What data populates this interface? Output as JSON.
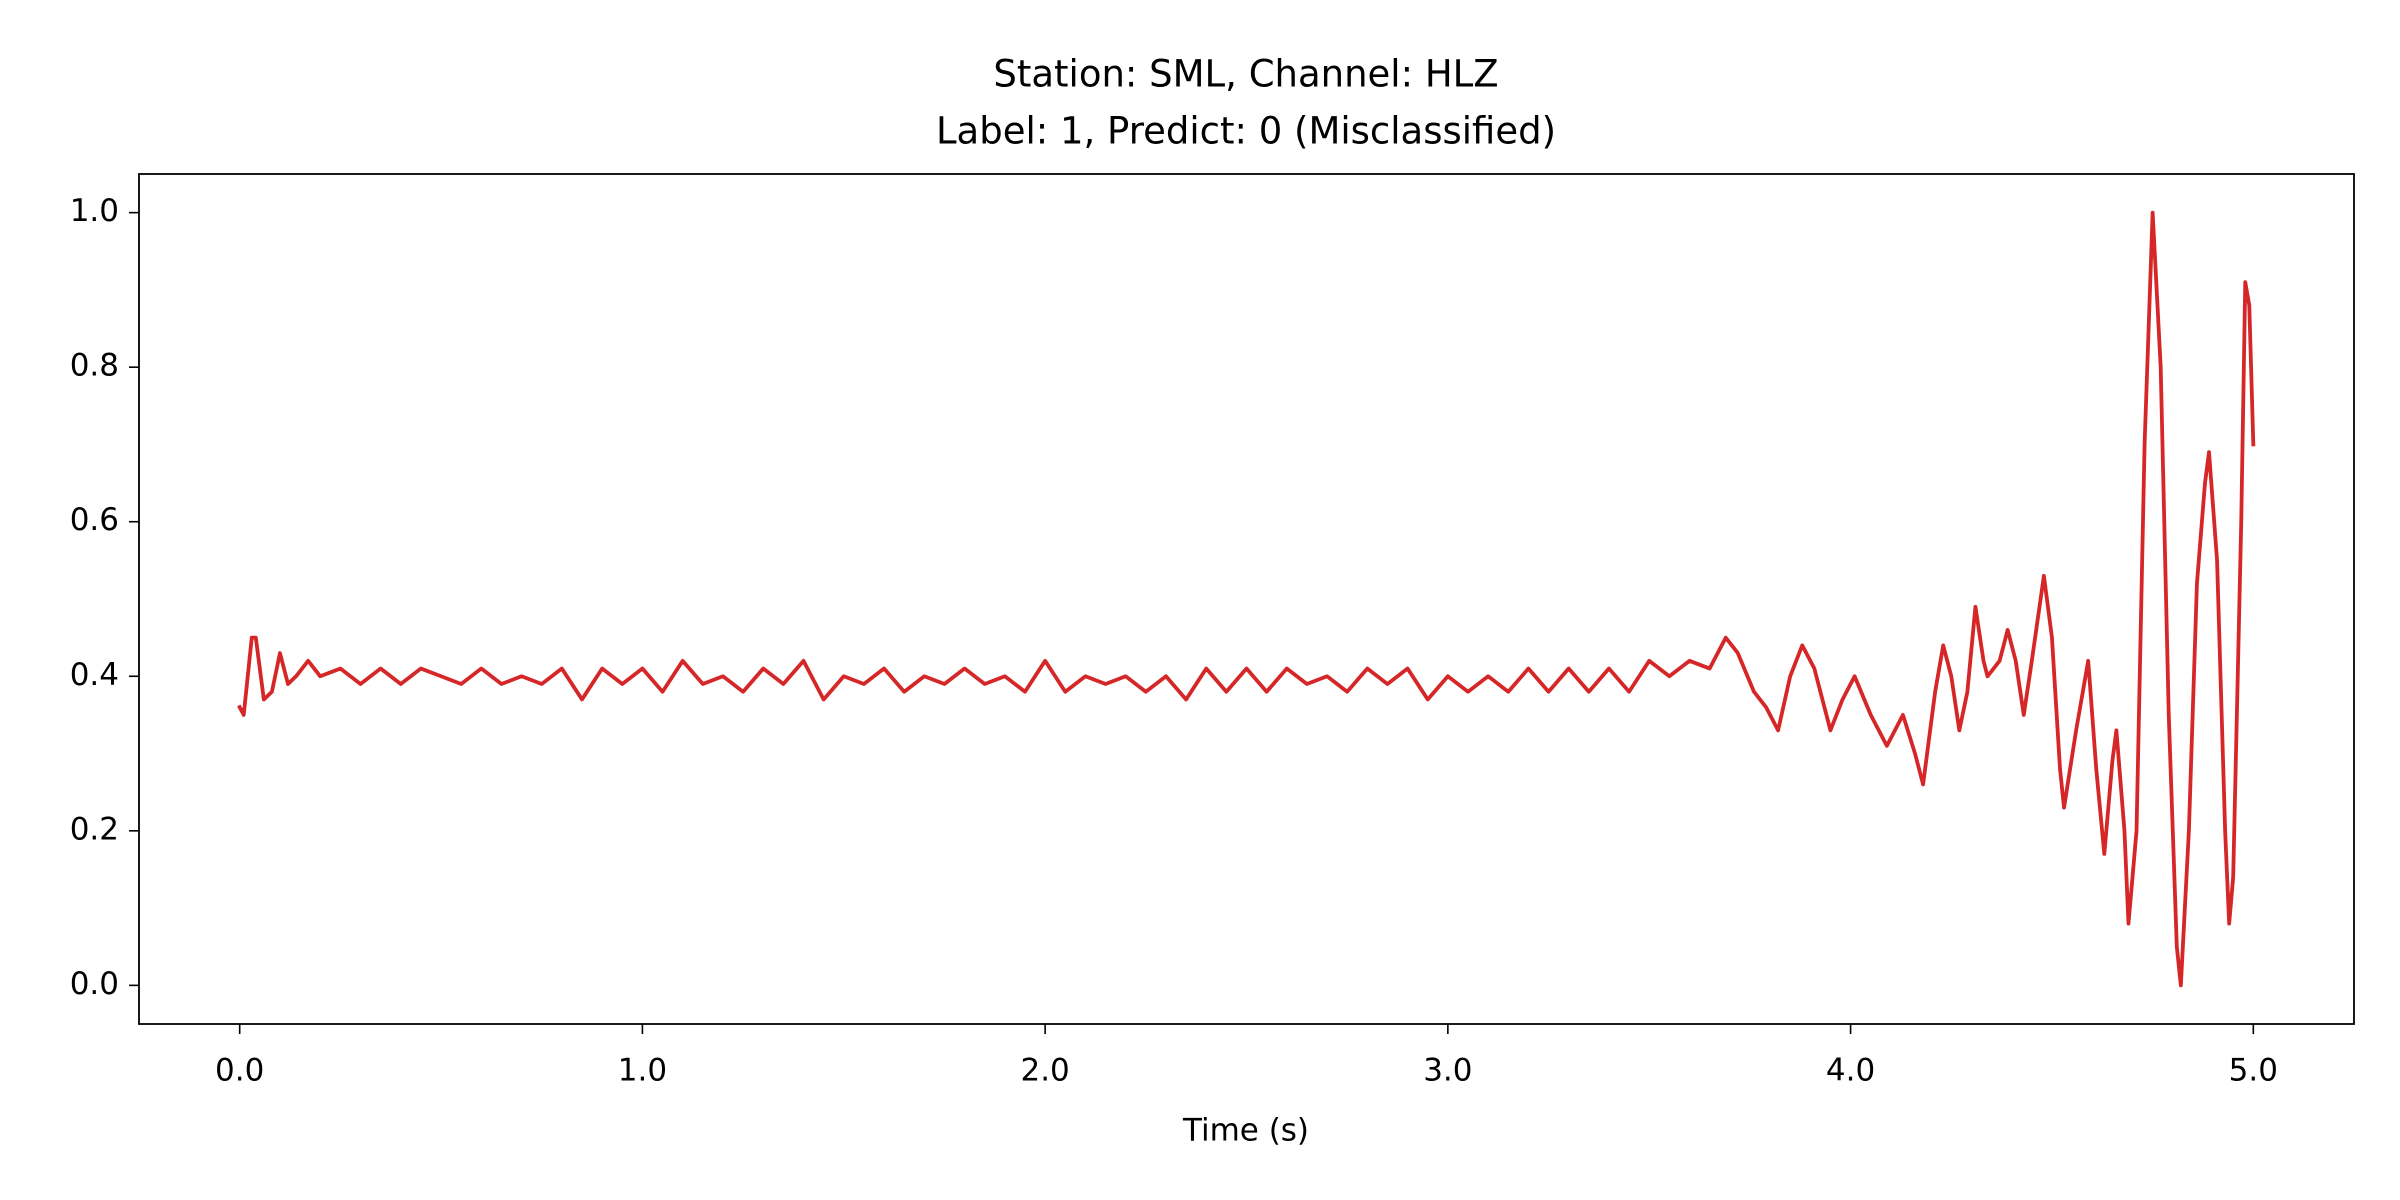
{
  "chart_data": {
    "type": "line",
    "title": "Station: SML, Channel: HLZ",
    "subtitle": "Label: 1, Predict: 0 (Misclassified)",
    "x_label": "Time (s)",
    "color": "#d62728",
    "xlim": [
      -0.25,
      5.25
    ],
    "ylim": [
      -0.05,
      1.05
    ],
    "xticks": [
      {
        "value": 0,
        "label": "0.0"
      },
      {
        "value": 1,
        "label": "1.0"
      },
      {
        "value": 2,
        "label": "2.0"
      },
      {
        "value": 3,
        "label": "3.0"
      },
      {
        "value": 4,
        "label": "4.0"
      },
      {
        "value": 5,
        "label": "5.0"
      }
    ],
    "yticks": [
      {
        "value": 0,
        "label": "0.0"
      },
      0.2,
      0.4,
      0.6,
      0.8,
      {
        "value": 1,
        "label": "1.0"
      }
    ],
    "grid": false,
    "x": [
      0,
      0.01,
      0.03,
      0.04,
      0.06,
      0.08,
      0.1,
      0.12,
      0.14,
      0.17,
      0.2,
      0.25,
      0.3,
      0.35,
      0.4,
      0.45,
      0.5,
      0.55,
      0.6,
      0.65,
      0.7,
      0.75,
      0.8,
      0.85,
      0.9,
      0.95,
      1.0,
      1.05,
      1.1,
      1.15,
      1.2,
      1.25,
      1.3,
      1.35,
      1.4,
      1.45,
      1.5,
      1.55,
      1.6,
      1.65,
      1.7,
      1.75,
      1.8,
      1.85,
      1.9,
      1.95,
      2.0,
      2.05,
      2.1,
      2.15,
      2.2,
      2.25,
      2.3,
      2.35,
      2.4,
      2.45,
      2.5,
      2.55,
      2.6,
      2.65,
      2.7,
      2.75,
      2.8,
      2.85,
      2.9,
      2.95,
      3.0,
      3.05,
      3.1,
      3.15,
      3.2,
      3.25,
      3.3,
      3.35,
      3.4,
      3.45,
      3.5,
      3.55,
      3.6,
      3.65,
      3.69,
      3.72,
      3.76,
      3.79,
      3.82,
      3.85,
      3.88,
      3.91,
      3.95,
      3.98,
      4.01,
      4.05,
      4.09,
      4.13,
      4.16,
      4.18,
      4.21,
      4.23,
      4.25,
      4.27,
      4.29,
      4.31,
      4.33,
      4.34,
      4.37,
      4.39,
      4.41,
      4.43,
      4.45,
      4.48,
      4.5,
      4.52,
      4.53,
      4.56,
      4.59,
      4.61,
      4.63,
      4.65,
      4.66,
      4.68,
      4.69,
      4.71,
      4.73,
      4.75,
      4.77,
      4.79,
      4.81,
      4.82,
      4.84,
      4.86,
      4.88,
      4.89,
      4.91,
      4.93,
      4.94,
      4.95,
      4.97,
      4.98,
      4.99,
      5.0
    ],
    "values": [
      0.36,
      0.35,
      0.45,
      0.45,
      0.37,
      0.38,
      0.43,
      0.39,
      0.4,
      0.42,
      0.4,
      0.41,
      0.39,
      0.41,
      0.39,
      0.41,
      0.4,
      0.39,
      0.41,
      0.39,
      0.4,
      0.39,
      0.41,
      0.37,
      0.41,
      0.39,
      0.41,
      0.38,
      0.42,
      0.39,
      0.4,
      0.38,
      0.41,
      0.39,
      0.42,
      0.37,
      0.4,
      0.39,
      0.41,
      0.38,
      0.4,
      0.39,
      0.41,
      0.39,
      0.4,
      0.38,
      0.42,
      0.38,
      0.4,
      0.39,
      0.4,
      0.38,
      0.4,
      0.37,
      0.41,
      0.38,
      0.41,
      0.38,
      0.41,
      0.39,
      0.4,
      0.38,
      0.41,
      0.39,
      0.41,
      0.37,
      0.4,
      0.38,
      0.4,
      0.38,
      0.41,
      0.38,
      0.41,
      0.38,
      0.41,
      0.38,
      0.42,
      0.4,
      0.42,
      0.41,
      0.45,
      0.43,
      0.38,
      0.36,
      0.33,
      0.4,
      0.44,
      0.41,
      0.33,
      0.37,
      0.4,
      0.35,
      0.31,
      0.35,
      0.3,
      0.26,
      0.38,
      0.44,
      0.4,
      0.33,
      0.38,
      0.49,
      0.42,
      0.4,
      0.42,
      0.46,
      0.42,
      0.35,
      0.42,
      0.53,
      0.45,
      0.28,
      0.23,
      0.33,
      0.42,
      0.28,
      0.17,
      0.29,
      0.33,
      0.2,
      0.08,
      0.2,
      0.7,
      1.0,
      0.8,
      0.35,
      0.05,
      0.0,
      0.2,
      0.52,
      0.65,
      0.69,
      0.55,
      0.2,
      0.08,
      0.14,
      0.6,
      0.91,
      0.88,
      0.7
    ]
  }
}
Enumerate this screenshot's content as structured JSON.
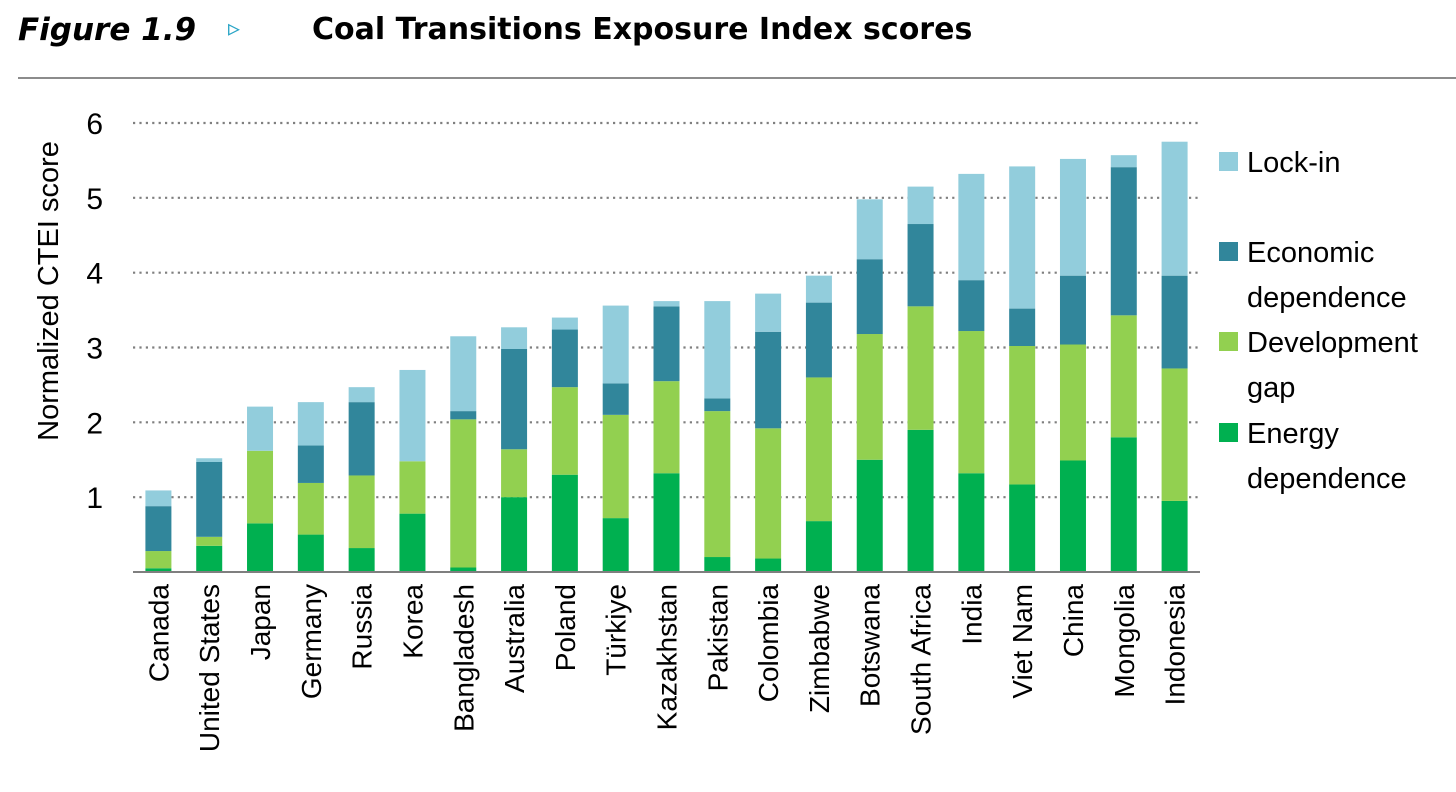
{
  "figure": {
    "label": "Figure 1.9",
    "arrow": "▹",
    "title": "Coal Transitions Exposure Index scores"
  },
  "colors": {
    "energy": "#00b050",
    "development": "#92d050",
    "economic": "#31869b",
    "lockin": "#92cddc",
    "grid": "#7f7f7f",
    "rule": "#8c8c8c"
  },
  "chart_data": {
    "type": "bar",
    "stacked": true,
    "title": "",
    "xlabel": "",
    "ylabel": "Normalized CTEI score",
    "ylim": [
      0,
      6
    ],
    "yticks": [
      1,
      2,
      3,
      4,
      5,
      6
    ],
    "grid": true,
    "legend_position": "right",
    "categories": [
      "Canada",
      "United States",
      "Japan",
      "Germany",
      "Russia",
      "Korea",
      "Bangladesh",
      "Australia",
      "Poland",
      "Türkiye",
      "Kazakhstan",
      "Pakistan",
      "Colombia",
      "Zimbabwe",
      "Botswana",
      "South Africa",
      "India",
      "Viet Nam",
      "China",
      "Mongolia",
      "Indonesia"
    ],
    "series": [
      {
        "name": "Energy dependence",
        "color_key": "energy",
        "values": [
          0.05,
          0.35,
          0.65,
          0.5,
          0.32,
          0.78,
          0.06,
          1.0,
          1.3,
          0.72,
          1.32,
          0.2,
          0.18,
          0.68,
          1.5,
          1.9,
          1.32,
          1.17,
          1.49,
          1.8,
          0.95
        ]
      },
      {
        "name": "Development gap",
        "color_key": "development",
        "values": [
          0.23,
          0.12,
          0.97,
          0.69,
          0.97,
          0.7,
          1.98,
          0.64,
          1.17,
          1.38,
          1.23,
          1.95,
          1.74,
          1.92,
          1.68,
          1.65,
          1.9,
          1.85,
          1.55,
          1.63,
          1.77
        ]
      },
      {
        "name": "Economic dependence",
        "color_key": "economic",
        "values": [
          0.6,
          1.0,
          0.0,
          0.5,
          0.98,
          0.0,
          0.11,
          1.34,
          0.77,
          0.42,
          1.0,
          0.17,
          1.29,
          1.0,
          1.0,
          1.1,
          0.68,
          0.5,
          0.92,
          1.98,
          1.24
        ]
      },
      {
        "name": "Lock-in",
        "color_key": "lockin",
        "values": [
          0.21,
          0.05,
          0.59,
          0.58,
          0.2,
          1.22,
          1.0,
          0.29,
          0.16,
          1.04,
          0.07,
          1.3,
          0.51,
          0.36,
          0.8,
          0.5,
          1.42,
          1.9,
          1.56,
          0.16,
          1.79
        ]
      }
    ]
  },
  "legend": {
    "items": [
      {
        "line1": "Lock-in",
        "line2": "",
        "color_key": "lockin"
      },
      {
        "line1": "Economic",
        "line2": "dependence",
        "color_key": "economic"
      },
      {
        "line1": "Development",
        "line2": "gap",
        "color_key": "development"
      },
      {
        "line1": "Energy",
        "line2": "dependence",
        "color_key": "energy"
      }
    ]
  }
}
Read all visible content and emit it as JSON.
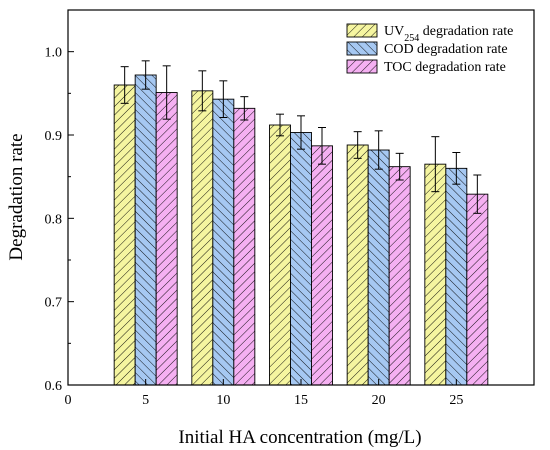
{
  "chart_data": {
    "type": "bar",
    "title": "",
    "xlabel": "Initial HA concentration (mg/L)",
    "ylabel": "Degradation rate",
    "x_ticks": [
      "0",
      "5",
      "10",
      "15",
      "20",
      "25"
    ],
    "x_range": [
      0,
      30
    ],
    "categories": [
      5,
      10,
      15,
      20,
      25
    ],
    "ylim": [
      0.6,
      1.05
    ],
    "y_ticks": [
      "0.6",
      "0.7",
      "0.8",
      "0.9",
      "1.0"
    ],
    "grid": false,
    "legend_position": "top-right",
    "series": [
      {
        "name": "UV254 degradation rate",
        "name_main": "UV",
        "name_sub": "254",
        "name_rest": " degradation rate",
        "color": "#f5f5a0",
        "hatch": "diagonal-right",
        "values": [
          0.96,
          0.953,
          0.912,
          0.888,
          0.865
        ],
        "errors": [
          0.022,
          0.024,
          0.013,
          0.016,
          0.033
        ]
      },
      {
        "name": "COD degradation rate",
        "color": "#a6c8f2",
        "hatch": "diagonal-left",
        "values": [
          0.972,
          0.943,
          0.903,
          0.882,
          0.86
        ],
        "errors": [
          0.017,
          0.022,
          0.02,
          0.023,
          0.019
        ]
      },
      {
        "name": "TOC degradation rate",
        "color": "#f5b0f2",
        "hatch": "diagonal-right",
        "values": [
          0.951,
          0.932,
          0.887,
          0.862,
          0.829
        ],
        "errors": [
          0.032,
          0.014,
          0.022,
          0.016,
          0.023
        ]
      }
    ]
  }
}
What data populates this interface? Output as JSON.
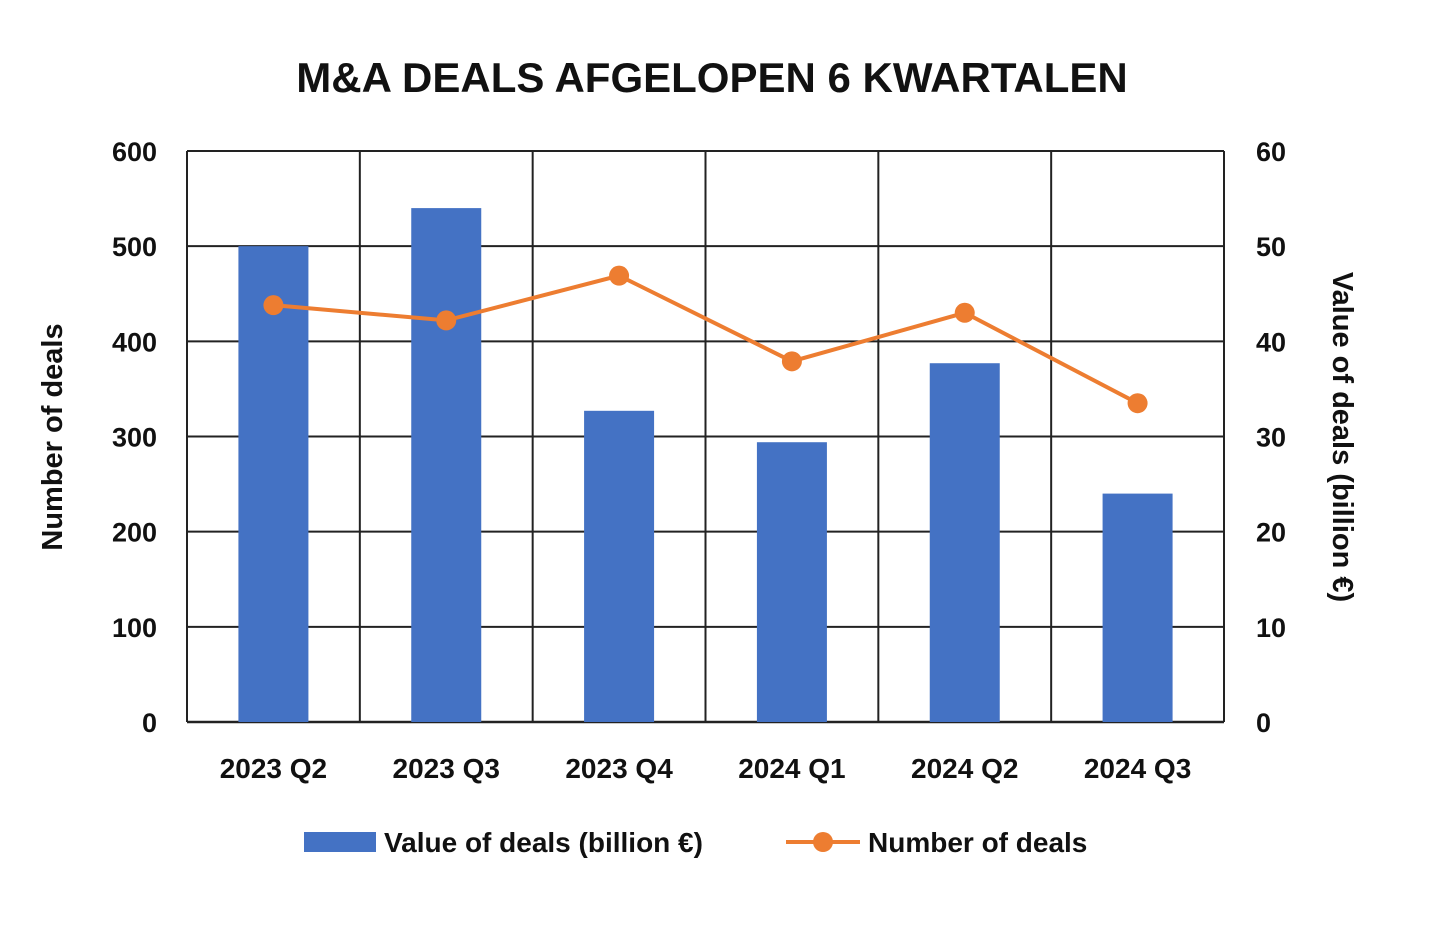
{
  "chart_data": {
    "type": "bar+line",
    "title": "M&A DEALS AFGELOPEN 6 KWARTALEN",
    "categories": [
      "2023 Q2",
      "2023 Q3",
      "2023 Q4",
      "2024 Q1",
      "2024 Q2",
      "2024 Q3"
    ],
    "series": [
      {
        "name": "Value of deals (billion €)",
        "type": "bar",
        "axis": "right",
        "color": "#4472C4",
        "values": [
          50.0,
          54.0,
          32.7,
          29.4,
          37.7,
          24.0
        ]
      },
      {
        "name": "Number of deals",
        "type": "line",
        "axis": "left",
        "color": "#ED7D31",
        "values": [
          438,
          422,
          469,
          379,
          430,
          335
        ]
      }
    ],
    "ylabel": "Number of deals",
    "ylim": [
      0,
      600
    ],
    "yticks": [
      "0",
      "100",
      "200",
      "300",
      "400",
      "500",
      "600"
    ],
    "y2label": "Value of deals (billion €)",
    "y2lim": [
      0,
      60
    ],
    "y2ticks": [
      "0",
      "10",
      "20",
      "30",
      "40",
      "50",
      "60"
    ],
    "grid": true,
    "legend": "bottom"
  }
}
☆ ☆ ☆ ☆ ☆ ☆ ☆
=== What you need to do ===
Across the records above, count the lines holding "content" and reply with that number alone.

=== Response to the exercise ===
2